-- Goal --
Please output the records below in full, exactly as given, but without the images.

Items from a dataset
********

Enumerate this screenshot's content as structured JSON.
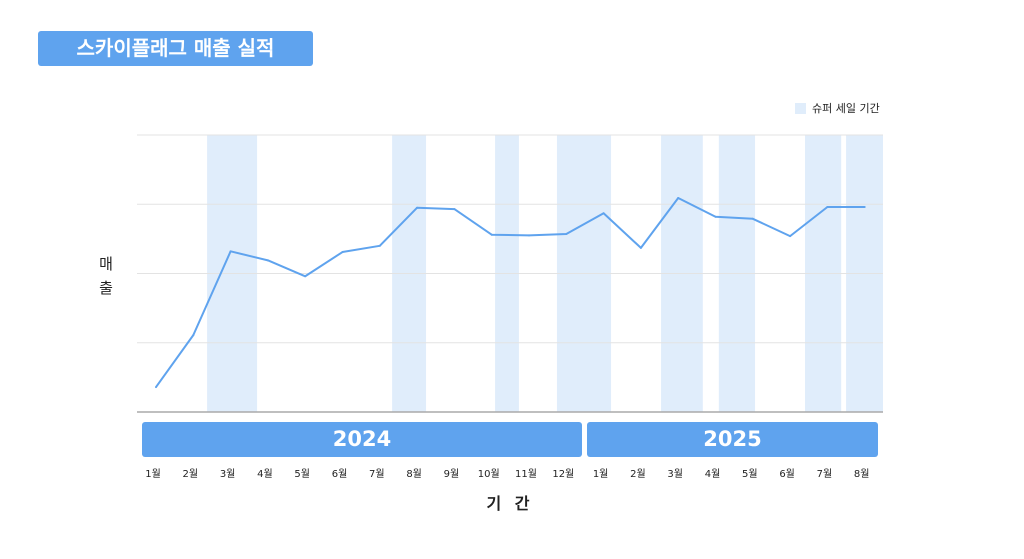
{
  "chart_data": {
    "type": "line",
    "title": "스카이플래그 매출 실적",
    "xlabel": "기 간",
    "ylabel": "매출",
    "ylim": [
      0,
      4
    ],
    "grid": true,
    "legend": {
      "placement": "top-right",
      "entries": [
        "슈퍼 세일 기간"
      ]
    },
    "years": [
      {
        "label": "2024",
        "months": 12
      },
      {
        "label": "2025",
        "months": 8
      }
    ],
    "categories": [
      "1월",
      "2월",
      "3월",
      "4월",
      "5월",
      "6월",
      "7월",
      "8월",
      "9월",
      "10월",
      "11월",
      "12월",
      "1월",
      "2월",
      "3월",
      "4월",
      "5월",
      "6월",
      "7월",
      "8월"
    ],
    "values": [
      0.36,
      1.11,
      2.32,
      2.19,
      1.96,
      2.31,
      2.4,
      2.95,
      2.93,
      2.56,
      2.55,
      2.57,
      2.87,
      2.37,
      3.09,
      2.82,
      2.79,
      2.54,
      2.96,
      2.96
    ],
    "sale_periods": [
      [
        1.37,
        2.71
      ],
      [
        6.33,
        7.24
      ],
      [
        9.09,
        9.73
      ],
      [
        10.75,
        12.2
      ],
      [
        13.54,
        14.66
      ],
      [
        15.09,
        16.06
      ],
      [
        17.4,
        18.37
      ],
      [
        18.5,
        19.5
      ]
    ],
    "colors": {
      "line": "#5fa3ee",
      "sale_band": "#e0edfb",
      "header": "#5fa3ee"
    }
  }
}
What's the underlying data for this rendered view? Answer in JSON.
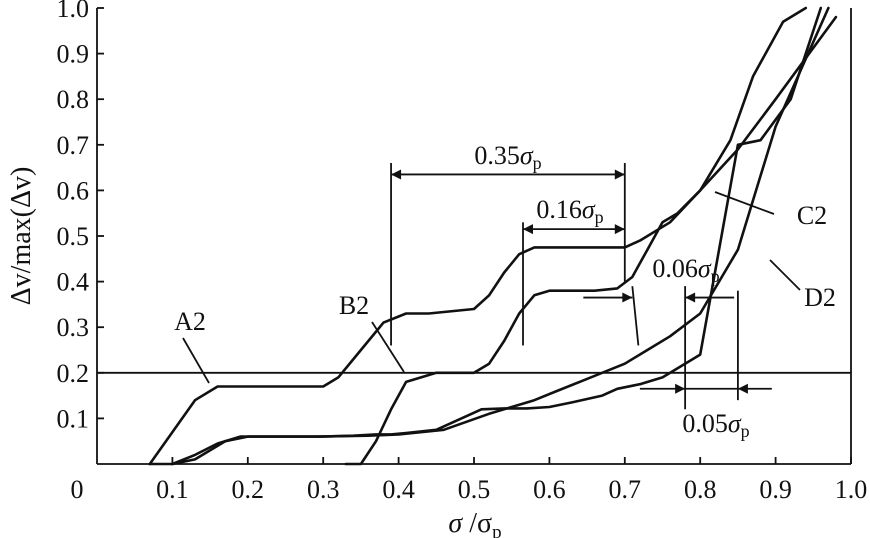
{
  "chart_data": {
    "type": "line",
    "x_label_parts": [
      "σ",
      " /σ",
      "p"
    ],
    "y_label": "Δv/max(Δv)",
    "xlim": [
      0.0,
      1.0
    ],
    "ylim": [
      0.0,
      1.0
    ],
    "x_ticks": [
      "0",
      "0.1",
      "0.2",
      "0.3",
      "0.4",
      "0.5",
      "0.6",
      "0.7",
      "0.8",
      "0.9",
      "1.0"
    ],
    "y_ticks": [
      "0.1",
      "0.2",
      "0.3",
      "0.4",
      "0.5",
      "0.6",
      "0.7",
      "0.8",
      "0.9",
      "1.0"
    ],
    "reference_line_y": 0.2,
    "series": [
      {
        "name": "A2",
        "x": [
          0.07,
          0.1,
          0.13,
          0.16,
          0.2,
          0.3,
          0.32,
          0.35,
          0.38,
          0.41,
          0.44,
          0.5,
          0.52,
          0.54,
          0.56,
          0.58,
          0.62,
          0.7,
          0.72,
          0.76,
          0.8,
          0.84,
          0.87,
          0.91,
          0.94
        ],
        "y": [
          0.0,
          0.07,
          0.14,
          0.17,
          0.17,
          0.17,
          0.19,
          0.25,
          0.31,
          0.33,
          0.33,
          0.34,
          0.37,
          0.42,
          0.46,
          0.475,
          0.475,
          0.475,
          0.49,
          0.53,
          0.6,
          0.71,
          0.85,
          0.97,
          1.0
        ]
      },
      {
        "name": "B2",
        "x": [
          0.07,
          0.1,
          0.13,
          0.17,
          0.2,
          0.25,
          0.29,
          0.36,
          0.4,
          0.46,
          0.52,
          0.55,
          0.58,
          0.61,
          0.64,
          0.7,
          0.73,
          0.76,
          0.8,
          0.85,
          0.9,
          0.97
        ],
        "y": [
          0.0,
          0.0,
          0.01,
          0.05,
          0.06,
          0.06,
          0.06,
          0.062,
          0.065,
          0.075,
          0.11,
          0.125,
          0.14,
          0.16,
          0.18,
          0.22,
          0.25,
          0.28,
          0.33,
          0.47,
          0.74,
          1.0
        ]
      },
      {
        "name": "C2",
        "x": [
          0.1,
          0.13,
          0.16,
          0.19,
          0.22,
          0.26,
          0.3,
          0.34,
          0.37,
          0.39,
          0.41,
          0.45,
          0.51,
          0.54,
          0.57,
          0.6,
          0.63,
          0.67,
          0.69,
          0.72,
          0.75,
          0.8,
          0.85,
          0.88,
          0.92,
          0.96
        ],
        "y": [
          0.0,
          0.02,
          0.045,
          0.06,
          0.06,
          0.06,
          0.06,
          0.062,
          0.065,
          0.065,
          0.068,
          0.075,
          0.12,
          0.122,
          0.122,
          0.125,
          0.135,
          0.15,
          0.165,
          0.175,
          0.19,
          0.24,
          0.7,
          0.71,
          0.8,
          1.0
        ]
      },
      {
        "name": "D2",
        "x": [
          0.33,
          0.35,
          0.37,
          0.39,
          0.41,
          0.45,
          0.5,
          0.52,
          0.54,
          0.56,
          0.58,
          0.6,
          0.62,
          0.66,
          0.69,
          0.71,
          0.73,
          0.75,
          0.77,
          0.8,
          0.85,
          0.9,
          0.98
        ],
        "y": [
          0.0,
          0.0,
          0.05,
          0.12,
          0.18,
          0.2,
          0.2,
          0.22,
          0.27,
          0.33,
          0.37,
          0.38,
          0.38,
          0.38,
          0.385,
          0.41,
          0.47,
          0.53,
          0.55,
          0.6,
          0.69,
          0.8,
          0.98
        ]
      }
    ],
    "annotations": {
      "dim_035": {
        "label": "0.35",
        "sub": "p",
        "x_start": 0.39,
        "x_end": 0.7,
        "y": 0.635
      },
      "dim_016": {
        "label": "0.16",
        "sub": "p",
        "x_start": 0.565,
        "x_end": 0.7,
        "y": 0.515
      },
      "dim_006": {
        "label": "0.06",
        "sub": "p",
        "x_left": 0.71,
        "x_right": 0.78,
        "y": 0.365
      },
      "dim_005": {
        "label": "0.05",
        "sub": "p",
        "x_left": 0.78,
        "x_right": 0.85,
        "y": 0.165
      },
      "labels": [
        "A2",
        "B2",
        "C2",
        "D2"
      ]
    }
  }
}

********

-- Output below --
Enumerate this screenshot's content as structured JSON.
{
  "chart_data": {
    "type": "line",
    "title": "스카이플래그 매출 실적",
    "xlabel": "기 간",
    "ylabel": "매출",
    "ylim": [
      0,
      4
    ],
    "grid": true,
    "legend": {
      "placement": "top-right",
      "entries": [
        "슈퍼 세일 기간"
      ]
    },
    "years": [
      {
        "label": "2024",
        "months": 12
      },
      {
        "label": "2025",
        "months": 8
      }
    ],
    "categories": [
      "1월",
      "2월",
      "3월",
      "4월",
      "5월",
      "6월",
      "7월",
      "8월",
      "9월",
      "10월",
      "11월",
      "12월",
      "1월",
      "2월",
      "3월",
      "4월",
      "5월",
      "6월",
      "7월",
      "8월"
    ],
    "values": [
      0.36,
      1.11,
      2.32,
      2.19,
      1.96,
      2.31,
      2.4,
      2.95,
      2.93,
      2.56,
      2.55,
      2.57,
      2.87,
      2.37,
      3.09,
      2.82,
      2.79,
      2.54,
      2.96,
      2.96
    ],
    "sale_periods": [
      [
        1.37,
        2.71
      ],
      [
        6.33,
        7.24
      ],
      [
        9.09,
        9.73
      ],
      [
        10.75,
        12.2
      ],
      [
        13.54,
        14.66
      ],
      [
        15.09,
        16.06
      ],
      [
        17.4,
        18.37
      ],
      [
        18.5,
        19.5
      ]
    ],
    "colors": {
      "line": "#5fa3ee",
      "sale_band": "#e0edfb",
      "header": "#5fa3ee"
    }
  }
}
What's the underlying data for this rendered view? Answer in JSON.
{
  "chart_data": {
    "type": "line",
    "x_label_parts": [
      "σ",
      " /σ",
      "p"
    ],
    "y_label": "Δv/max(Δv)",
    "xlim": [
      0.0,
      1.0
    ],
    "ylim": [
      0.0,
      1.0
    ],
    "x_ticks": [
      "0",
      "0.1",
      "0.2",
      "0.3",
      "0.4",
      "0.5",
      "0.6",
      "0.7",
      "0.8",
      "0.9",
      "1.0"
    ],
    "y_ticks": [
      "0.1",
      "0.2",
      "0.3",
      "0.4",
      "0.5",
      "0.6",
      "0.7",
      "0.8",
      "0.9",
      "1.0"
    ],
    "reference_line_y": 0.2,
    "series": [
      {
        "name": "A2",
        "x": [
          0.07,
          0.1,
          0.13,
          0.16,
          0.2,
          0.3,
          0.32,
          0.35,
          0.38,
          0.41,
          0.44,
          0.5,
          0.52,
          0.54,
          0.56,
          0.58,
          0.62,
          0.7,
          0.72,
          0.76,
          0.8,
          0.84,
          0.87,
          0.91,
          0.94
        ],
        "y": [
          0.0,
          0.07,
          0.14,
          0.17,
          0.17,
          0.17,
          0.19,
          0.25,
          0.31,
          0.33,
          0.33,
          0.34,
          0.37,
          0.42,
          0.46,
          0.475,
          0.475,
          0.475,
          0.49,
          0.53,
          0.6,
          0.71,
          0.85,
          0.97,
          1.0
        ]
      },
      {
        "name": "B2",
        "x": [
          0.07,
          0.1,
          0.13,
          0.17,
          0.2,
          0.25,
          0.29,
          0.36,
          0.4,
          0.46,
          0.52,
          0.55,
          0.58,
          0.61,
          0.64,
          0.7,
          0.73,
          0.76,
          0.8,
          0.85,
          0.9,
          0.97
        ],
        "y": [
          0.0,
          0.0,
          0.01,
          0.05,
          0.06,
          0.06,
          0.06,
          0.062,
          0.065,
          0.075,
          0.11,
          0.125,
          0.14,
          0.16,
          0.18,
          0.22,
          0.25,
          0.28,
          0.33,
          0.47,
          0.74,
          1.0
        ]
      },
      {
        "name": "C2",
        "x": [
          0.1,
          0.13,
          0.16,
          0.19,
          0.22,
          0.26,
          0.3,
          0.34,
          0.37,
          0.39,
          0.41,
          0.45,
          0.51,
          0.54,
          0.57,
          0.6,
          0.63,
          0.67,
          0.69,
          0.72,
          0.75,
          0.8,
          0.85,
          0.88,
          0.92,
          0.96
        ],
        "y": [
          0.0,
          0.02,
          0.045,
          0.06,
          0.06,
          0.06,
          0.06,
          0.062,
          0.065,
          0.065,
          0.068,
          0.075,
          0.12,
          0.122,
          0.122,
          0.125,
          0.135,
          0.15,
          0.165,
          0.175,
          0.19,
          0.24,
          0.7,
          0.71,
          0.8,
          1.0
        ]
      },
      {
        "name": "D2",
        "x": [
          0.33,
          0.35,
          0.37,
          0.39,
          0.41,
          0.45,
          0.5,
          0.52,
          0.54,
          0.56,
          0.58,
          0.6,
          0.62,
          0.66,
          0.69,
          0.71,
          0.73,
          0.75,
          0.77,
          0.8,
          0.85,
          0.9,
          0.98
        ],
        "y": [
          0.0,
          0.0,
          0.05,
          0.12,
          0.18,
          0.2,
          0.2,
          0.22,
          0.27,
          0.33,
          0.37,
          0.38,
          0.38,
          0.38,
          0.385,
          0.41,
          0.47,
          0.53,
          0.55,
          0.6,
          0.69,
          0.8,
          0.98
        ]
      }
    ],
    "annotations": {
      "dim_035": {
        "label": "0.35",
        "sub": "p",
        "x_start": 0.39,
        "x_end": 0.7,
        "y": 0.635
      },
      "dim_016": {
        "label": "0.16",
        "sub": "p",
        "x_start": 0.565,
        "x_end": 0.7,
        "y": 0.515
      },
      "dim_006": {
        "label": "0.06",
        "sub": "p",
        "x_left": 0.71,
        "x_right": 0.78,
        "y": 0.365
      },
      "dim_005": {
        "label": "0.05",
        "sub": "p",
        "x_left": 0.78,
        "x_right": 0.85,
        "y": 0.165
      },
      "labels": [
        "A2",
        "B2",
        "C2",
        "D2"
      ]
    }
  }
}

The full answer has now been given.